[start]
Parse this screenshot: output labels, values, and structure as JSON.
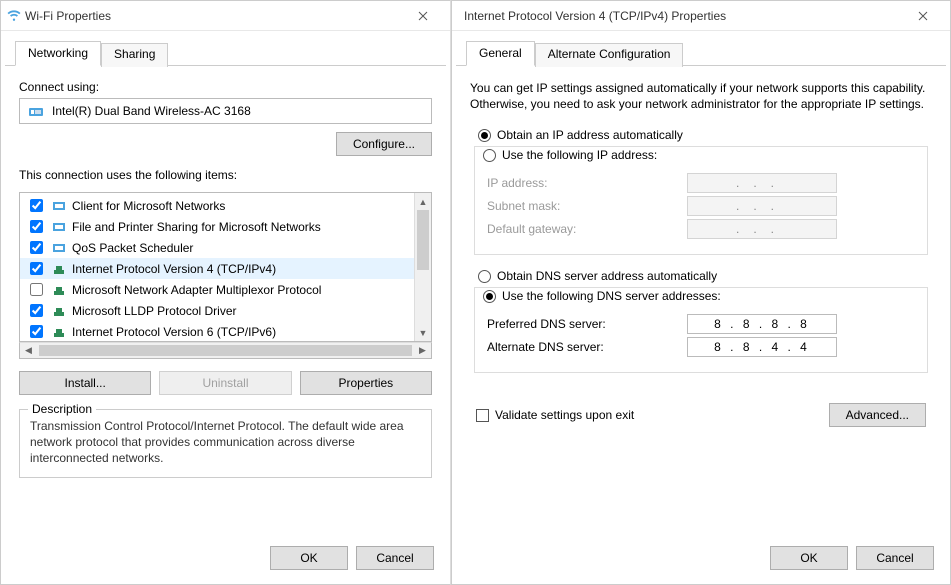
{
  "left": {
    "title": "Wi-Fi Properties",
    "tabs": {
      "networking": "Networking",
      "sharing": "Sharing"
    },
    "connect_using_label": "Connect using:",
    "adapter_name": "Intel(R) Dual Band Wireless-AC 3168",
    "configure_btn": "Configure...",
    "items_label": "This connection uses the following items:",
    "items": [
      {
        "checked": true,
        "label": "Client for Microsoft Networks"
      },
      {
        "checked": true,
        "label": "File and Printer Sharing for Microsoft Networks"
      },
      {
        "checked": true,
        "label": "QoS Packet Scheduler"
      },
      {
        "checked": true,
        "label": "Internet Protocol Version 4 (TCP/IPv4)",
        "selected": true
      },
      {
        "checked": false,
        "label": "Microsoft Network Adapter Multiplexor Protocol"
      },
      {
        "checked": true,
        "label": "Microsoft LLDP Protocol Driver"
      },
      {
        "checked": true,
        "label": "Internet Protocol Version 6 (TCP/IPv6)"
      }
    ],
    "install_btn": "Install...",
    "uninstall_btn": "Uninstall",
    "properties_btn": "Properties",
    "description_title": "Description",
    "description_text": "Transmission Control Protocol/Internet Protocol. The default wide area network protocol that provides communication across diverse interconnected networks.",
    "ok_btn": "OK",
    "cancel_btn": "Cancel"
  },
  "right": {
    "title": "Internet Protocol Version 4 (TCP/IPv4) Properties",
    "tabs": {
      "general": "General",
      "altconfig": "Alternate Configuration"
    },
    "intro": "You can get IP settings assigned automatically if your network supports this capability. Otherwise, you need to ask your network administrator for the appropriate IP settings.",
    "ip_auto": "Obtain an IP address automatically",
    "ip_manual": "Use the following IP address:",
    "ip_addr_label": "IP address:",
    "subnet_label": "Subnet mask:",
    "gateway_label": "Default gateway:",
    "dns_auto": "Obtain DNS server address automatically",
    "dns_manual": "Use the following DNS server addresses:",
    "pref_dns_label": "Preferred DNS server:",
    "alt_dns_label": "Alternate DNS server:",
    "pref_dns_value": "8 . 8 . 8 . 8",
    "alt_dns_value": "8 . 8 . 4 . 4",
    "validate_label": "Validate settings upon exit",
    "advanced_btn": "Advanced...",
    "ok_btn": "OK",
    "cancel_btn": "Cancel"
  }
}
[end]
• _Goal_
Repeat the data exactly, without the pictures.

• _Result for this exercise_
Parse this screenshot: output labels, values, and structure as JSON.
{
  "left": {
    "title": "Wi-Fi Properties",
    "tabs": {
      "networking": "Networking",
      "sharing": "Sharing"
    },
    "connect_using_label": "Connect using:",
    "adapter_name": "Intel(R) Dual Band Wireless-AC 3168",
    "configure_btn": "Configure...",
    "items_label": "This connection uses the following items:",
    "items": [
      {
        "checked": true,
        "label": "Client for Microsoft Networks"
      },
      {
        "checked": true,
        "label": "File and Printer Sharing for Microsoft Networks"
      },
      {
        "checked": true,
        "label": "QoS Packet Scheduler"
      },
      {
        "checked": true,
        "label": "Internet Protocol Version 4 (TCP/IPv4)",
        "selected": true
      },
      {
        "checked": false,
        "label": "Microsoft Network Adapter Multiplexor Protocol"
      },
      {
        "checked": true,
        "label": "Microsoft LLDP Protocol Driver"
      },
      {
        "checked": true,
        "label": "Internet Protocol Version 6 (TCP/IPv6)"
      }
    ],
    "install_btn": "Install...",
    "uninstall_btn": "Uninstall",
    "properties_btn": "Properties",
    "description_title": "Description",
    "description_text": "Transmission Control Protocol/Internet Protocol. The default wide area network protocol that provides communication across diverse interconnected networks.",
    "ok_btn": "OK",
    "cancel_btn": "Cancel"
  },
  "right": {
    "title": "Internet Protocol Version 4 (TCP/IPv4) Properties",
    "tabs": {
      "general": "General",
      "altconfig": "Alternate Configuration"
    },
    "intro": "You can get IP settings assigned automatically if your network supports this capability. Otherwise, you need to ask your network administrator for the appropriate IP settings.",
    "ip_auto": "Obtain an IP address automatically",
    "ip_manual": "Use the following IP address:",
    "ip_addr_label": "IP address:",
    "subnet_label": "Subnet mask:",
    "gateway_label": "Default gateway:",
    "dns_auto": "Obtain DNS server address automatically",
    "dns_manual": "Use the following DNS server addresses:",
    "pref_dns_label": "Preferred DNS server:",
    "alt_dns_label": "Alternate DNS server:",
    "pref_dns_value": "8 . 8 . 8 . 8",
    "alt_dns_value": "8 . 8 . 4 . 4",
    "validate_label": "Validate settings upon exit",
    "advanced_btn": "Advanced...",
    "ok_btn": "OK",
    "cancel_btn": "Cancel"
  }
}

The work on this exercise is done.